◆ **DO THIS**
Reproduce the listing below without changes, except that pictures are left out.

Items from a figure collection
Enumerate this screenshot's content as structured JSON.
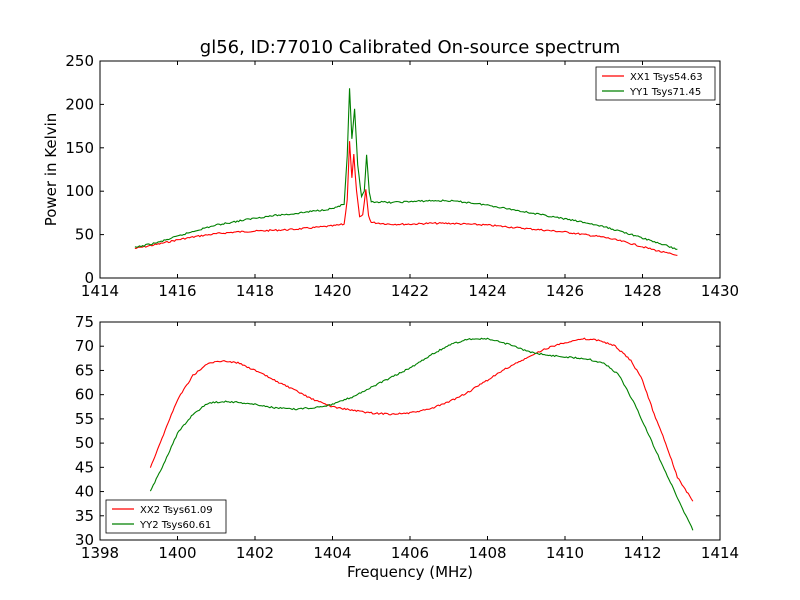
{
  "chart_data": [
    {
      "type": "line",
      "title": "gl56, ID:77010 Calibrated On-source spectrum",
      "xlabel": "",
      "ylabel": "Power in Kelvin",
      "xlim": [
        1414,
        1430
      ],
      "ylim": [
        0,
        250
      ],
      "xticks": [
        1414,
        1416,
        1418,
        1420,
        1422,
        1424,
        1426,
        1428,
        1430
      ],
      "yticks": [
        0,
        50,
        100,
        150,
        200,
        250
      ],
      "grid": false,
      "legend_position": "top-right",
      "series": [
        {
          "name": "XX1 Tsys54.63",
          "color": "#ff0000",
          "points": [
            [
              1414.9,
              34
            ],
            [
              1415.5,
              39
            ],
            [
              1416,
              44
            ],
            [
              1416.5,
              48
            ],
            [
              1417,
              51
            ],
            [
              1417.5,
              53
            ],
            [
              1418,
              54
            ],
            [
              1418.5,
              55
            ],
            [
              1419,
              56
            ],
            [
              1419.5,
              58
            ],
            [
              1420,
              60
            ],
            [
              1420.3,
              62
            ],
            [
              1420.38,
              90
            ],
            [
              1420.44,
              158
            ],
            [
              1420.5,
              115
            ],
            [
              1420.55,
              142
            ],
            [
              1420.62,
              100
            ],
            [
              1420.7,
              70
            ],
            [
              1420.78,
              72
            ],
            [
              1420.86,
              102
            ],
            [
              1420.93,
              72
            ],
            [
              1421,
              64
            ],
            [
              1421.5,
              62
            ],
            [
              1422,
              62
            ],
            [
              1422.5,
              63
            ],
            [
              1423,
              63
            ],
            [
              1423.5,
              62
            ],
            [
              1424,
              61
            ],
            [
              1424.5,
              59
            ],
            [
              1425,
              57
            ],
            [
              1425.5,
              55
            ],
            [
              1426,
              53
            ],
            [
              1426.5,
              50
            ],
            [
              1427,
              47
            ],
            [
              1427.5,
              42
            ],
            [
              1428,
              36
            ],
            [
              1428.5,
              30
            ],
            [
              1428.9,
              26
            ]
          ]
        },
        {
          "name": "YY1 Tsys71.45",
          "color": "#008000",
          "points": [
            [
              1414.9,
              35
            ],
            [
              1415.5,
              41
            ],
            [
              1416,
              48
            ],
            [
              1416.5,
              55
            ],
            [
              1417,
              61
            ],
            [
              1417.5,
              65
            ],
            [
              1418,
              69
            ],
            [
              1418.5,
              72
            ],
            [
              1419,
              74
            ],
            [
              1419.5,
              77
            ],
            [
              1420,
              80
            ],
            [
              1420.3,
              85
            ],
            [
              1420.38,
              140
            ],
            [
              1420.44,
              218
            ],
            [
              1420.5,
              160
            ],
            [
              1420.57,
              195
            ],
            [
              1420.65,
              130
            ],
            [
              1420.75,
              93
            ],
            [
              1420.82,
              100
            ],
            [
              1420.88,
              141
            ],
            [
              1420.95,
              98
            ],
            [
              1421,
              88
            ],
            [
              1421.5,
              87
            ],
            [
              1422,
              88
            ],
            [
              1422.5,
              89
            ],
            [
              1423,
              89
            ],
            [
              1423.5,
              87
            ],
            [
              1424,
              84
            ],
            [
              1424.5,
              80
            ],
            [
              1425,
              76
            ],
            [
              1425.5,
              72
            ],
            [
              1426,
              68
            ],
            [
              1426.5,
              64
            ],
            [
              1427,
              59
            ],
            [
              1427.5,
              53
            ],
            [
              1428,
              46
            ],
            [
              1428.5,
              39
            ],
            [
              1428.9,
              33
            ]
          ]
        }
      ]
    },
    {
      "type": "line",
      "title": "",
      "xlabel": "Frequency (MHz)",
      "ylabel": "",
      "xlim": [
        1398,
        1414
      ],
      "ylim": [
        30,
        75
      ],
      "xticks": [
        1398,
        1400,
        1402,
        1404,
        1406,
        1408,
        1410,
        1412,
        1414
      ],
      "yticks": [
        30,
        35,
        40,
        45,
        50,
        55,
        60,
        65,
        70,
        75
      ],
      "grid": false,
      "legend_position": "bottom-left",
      "series": [
        {
          "name": "XX2 Tsys61.09",
          "color": "#ff0000",
          "points": [
            [
              1399.3,
              45
            ],
            [
              1399.6,
              51
            ],
            [
              1400,
              59
            ],
            [
              1400.4,
              64
            ],
            [
              1400.8,
              66.5
            ],
            [
              1401.2,
              67
            ],
            [
              1401.6,
              66.5
            ],
            [
              1402,
              65
            ],
            [
              1402.5,
              63
            ],
            [
              1403,
              61
            ],
            [
              1403.5,
              59
            ],
            [
              1404,
              57.5
            ],
            [
              1404.5,
              56.8
            ],
            [
              1405,
              56.2
            ],
            [
              1405.5,
              56
            ],
            [
              1406,
              56.2
            ],
            [
              1406.5,
              57
            ],
            [
              1407,
              58.5
            ],
            [
              1407.5,
              60.5
            ],
            [
              1408,
              63
            ],
            [
              1408.5,
              65.5
            ],
            [
              1409,
              67.5
            ],
            [
              1409.5,
              69.5
            ],
            [
              1410,
              70.8
            ],
            [
              1410.5,
              71.5
            ],
            [
              1410.9,
              71.2
            ],
            [
              1411.3,
              70
            ],
            [
              1411.7,
              67
            ],
            [
              1412,
              63
            ],
            [
              1412.3,
              56
            ],
            [
              1412.6,
              50
            ],
            [
              1412.9,
              43
            ],
            [
              1413.3,
              38
            ]
          ]
        },
        {
          "name": "YY2 Tsys60.61",
          "color": "#008000",
          "points": [
            [
              1399.3,
              40
            ],
            [
              1399.6,
              45
            ],
            [
              1400,
              52
            ],
            [
              1400.4,
              56
            ],
            [
              1400.8,
              58.3
            ],
            [
              1401.2,
              58.6
            ],
            [
              1401.6,
              58.4
            ],
            [
              1402,
              58
            ],
            [
              1402.5,
              57.3
            ],
            [
              1403,
              57
            ],
            [
              1403.5,
              57.3
            ],
            [
              1404,
              58
            ],
            [
              1404.5,
              59.5
            ],
            [
              1405,
              61.5
            ],
            [
              1405.5,
              63.5
            ],
            [
              1406,
              65.5
            ],
            [
              1406.5,
              68
            ],
            [
              1407,
              70.2
            ],
            [
              1407.5,
              71.5
            ],
            [
              1408,
              71.5
            ],
            [
              1408.5,
              70.5
            ],
            [
              1409,
              69
            ],
            [
              1409.5,
              68.2
            ],
            [
              1410,
              67.8
            ],
            [
              1410.5,
              67.5
            ],
            [
              1411,
              66.5
            ],
            [
              1411.4,
              64
            ],
            [
              1411.8,
              58
            ],
            [
              1412.2,
              51
            ],
            [
              1412.6,
              44
            ],
            [
              1413,
              37
            ],
            [
              1413.3,
              32
            ]
          ]
        }
      ]
    }
  ]
}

◆ **TASK ANSWER**
Enumerate this screenshot's content as structured JSON.
{
  "chart_data": [
    {
      "type": "line",
      "title": "gl56, ID:77010 Calibrated On-source spectrum",
      "xlabel": "",
      "ylabel": "Power in Kelvin",
      "xlim": [
        1414,
        1430
      ],
      "ylim": [
        0,
        250
      ],
      "xticks": [
        1414,
        1416,
        1418,
        1420,
        1422,
        1424,
        1426,
        1428,
        1430
      ],
      "yticks": [
        0,
        50,
        100,
        150,
        200,
        250
      ],
      "grid": false,
      "legend_position": "top-right",
      "series": [
        {
          "name": "XX1 Tsys54.63",
          "color": "#ff0000",
          "points": [
            [
              1414.9,
              34
            ],
            [
              1415.5,
              39
            ],
            [
              1416,
              44
            ],
            [
              1416.5,
              48
            ],
            [
              1417,
              51
            ],
            [
              1417.5,
              53
            ],
            [
              1418,
              54
            ],
            [
              1418.5,
              55
            ],
            [
              1419,
              56
            ],
            [
              1419.5,
              58
            ],
            [
              1420,
              60
            ],
            [
              1420.3,
              62
            ],
            [
              1420.38,
              90
            ],
            [
              1420.44,
              158
            ],
            [
              1420.5,
              115
            ],
            [
              1420.55,
              142
            ],
            [
              1420.62,
              100
            ],
            [
              1420.7,
              70
            ],
            [
              1420.78,
              72
            ],
            [
              1420.86,
              102
            ],
            [
              1420.93,
              72
            ],
            [
              1421,
              64
            ],
            [
              1421.5,
              62
            ],
            [
              1422,
              62
            ],
            [
              1422.5,
              63
            ],
            [
              1423,
              63
            ],
            [
              1423.5,
              62
            ],
            [
              1424,
              61
            ],
            [
              1424.5,
              59
            ],
            [
              1425,
              57
            ],
            [
              1425.5,
              55
            ],
            [
              1426,
              53
            ],
            [
              1426.5,
              50
            ],
            [
              1427,
              47
            ],
            [
              1427.5,
              42
            ],
            [
              1428,
              36
            ],
            [
              1428.5,
              30
            ],
            [
              1428.9,
              26
            ]
          ]
        },
        {
          "name": "YY1 Tsys71.45",
          "color": "#008000",
          "points": [
            [
              1414.9,
              35
            ],
            [
              1415.5,
              41
            ],
            [
              1416,
              48
            ],
            [
              1416.5,
              55
            ],
            [
              1417,
              61
            ],
            [
              1417.5,
              65
            ],
            [
              1418,
              69
            ],
            [
              1418.5,
              72
            ],
            [
              1419,
              74
            ],
            [
              1419.5,
              77
            ],
            [
              1420,
              80
            ],
            [
              1420.3,
              85
            ],
            [
              1420.38,
              140
            ],
            [
              1420.44,
              218
            ],
            [
              1420.5,
              160
            ],
            [
              1420.57,
              195
            ],
            [
              1420.65,
              130
            ],
            [
              1420.75,
              93
            ],
            [
              1420.82,
              100
            ],
            [
              1420.88,
              141
            ],
            [
              1420.95,
              98
            ],
            [
              1421,
              88
            ],
            [
              1421.5,
              87
            ],
            [
              1422,
              88
            ],
            [
              1422.5,
              89
            ],
            [
              1423,
              89
            ],
            [
              1423.5,
              87
            ],
            [
              1424,
              84
            ],
            [
              1424.5,
              80
            ],
            [
              1425,
              76
            ],
            [
              1425.5,
              72
            ],
            [
              1426,
              68
            ],
            [
              1426.5,
              64
            ],
            [
              1427,
              59
            ],
            [
              1427.5,
              53
            ],
            [
              1428,
              46
            ],
            [
              1428.5,
              39
            ],
            [
              1428.9,
              33
            ]
          ]
        }
      ]
    },
    {
      "type": "line",
      "title": "",
      "xlabel": "Frequency (MHz)",
      "ylabel": "",
      "xlim": [
        1398,
        1414
      ],
      "ylim": [
        30,
        75
      ],
      "xticks": [
        1398,
        1400,
        1402,
        1404,
        1406,
        1408,
        1410,
        1412,
        1414
      ],
      "yticks": [
        30,
        35,
        40,
        45,
        50,
        55,
        60,
        65,
        70,
        75
      ],
      "grid": false,
      "legend_position": "bottom-left",
      "series": [
        {
          "name": "XX2 Tsys61.09",
          "color": "#ff0000",
          "points": [
            [
              1399.3,
              45
            ],
            [
              1399.6,
              51
            ],
            [
              1400,
              59
            ],
            [
              1400.4,
              64
            ],
            [
              1400.8,
              66.5
            ],
            [
              1401.2,
              67
            ],
            [
              1401.6,
              66.5
            ],
            [
              1402,
              65
            ],
            [
              1402.5,
              63
            ],
            [
              1403,
              61
            ],
            [
              1403.5,
              59
            ],
            [
              1404,
              57.5
            ],
            [
              1404.5,
              56.8
            ],
            [
              1405,
              56.2
            ],
            [
              1405.5,
              56
            ],
            [
              1406,
              56.2
            ],
            [
              1406.5,
              57
            ],
            [
              1407,
              58.5
            ],
            [
              1407.5,
              60.5
            ],
            [
              1408,
              63
            ],
            [
              1408.5,
              65.5
            ],
            [
              1409,
              67.5
            ],
            [
              1409.5,
              69.5
            ],
            [
              1410,
              70.8
            ],
            [
              1410.5,
              71.5
            ],
            [
              1410.9,
              71.2
            ],
            [
              1411.3,
              70
            ],
            [
              1411.7,
              67
            ],
            [
              1412,
              63
            ],
            [
              1412.3,
              56
            ],
            [
              1412.6,
              50
            ],
            [
              1412.9,
              43
            ],
            [
              1413.3,
              38
            ]
          ]
        },
        {
          "name": "YY2 Tsys60.61",
          "color": "#008000",
          "points": [
            [
              1399.3,
              40
            ],
            [
              1399.6,
              45
            ],
            [
              1400,
              52
            ],
            [
              1400.4,
              56
            ],
            [
              1400.8,
              58.3
            ],
            [
              1401.2,
              58.6
            ],
            [
              1401.6,
              58.4
            ],
            [
              1402,
              58
            ],
            [
              1402.5,
              57.3
            ],
            [
              1403,
              57
            ],
            [
              1403.5,
              57.3
            ],
            [
              1404,
              58
            ],
            [
              1404.5,
              59.5
            ],
            [
              1405,
              61.5
            ],
            [
              1405.5,
              63.5
            ],
            [
              1406,
              65.5
            ],
            [
              1406.5,
              68
            ],
            [
              1407,
              70.2
            ],
            [
              1407.5,
              71.5
            ],
            [
              1408,
              71.5
            ],
            [
              1408.5,
              70.5
            ],
            [
              1409,
              69
            ],
            [
              1409.5,
              68.2
            ],
            [
              1410,
              67.8
            ],
            [
              1410.5,
              67.5
            ],
            [
              1411,
              66.5
            ],
            [
              1411.4,
              64
            ],
            [
              1411.8,
              58
            ],
            [
              1412.2,
              51
            ],
            [
              1412.6,
              44
            ],
            [
              1413,
              37
            ],
            [
              1413.3,
              32
            ]
          ]
        }
      ]
    }
  ]
}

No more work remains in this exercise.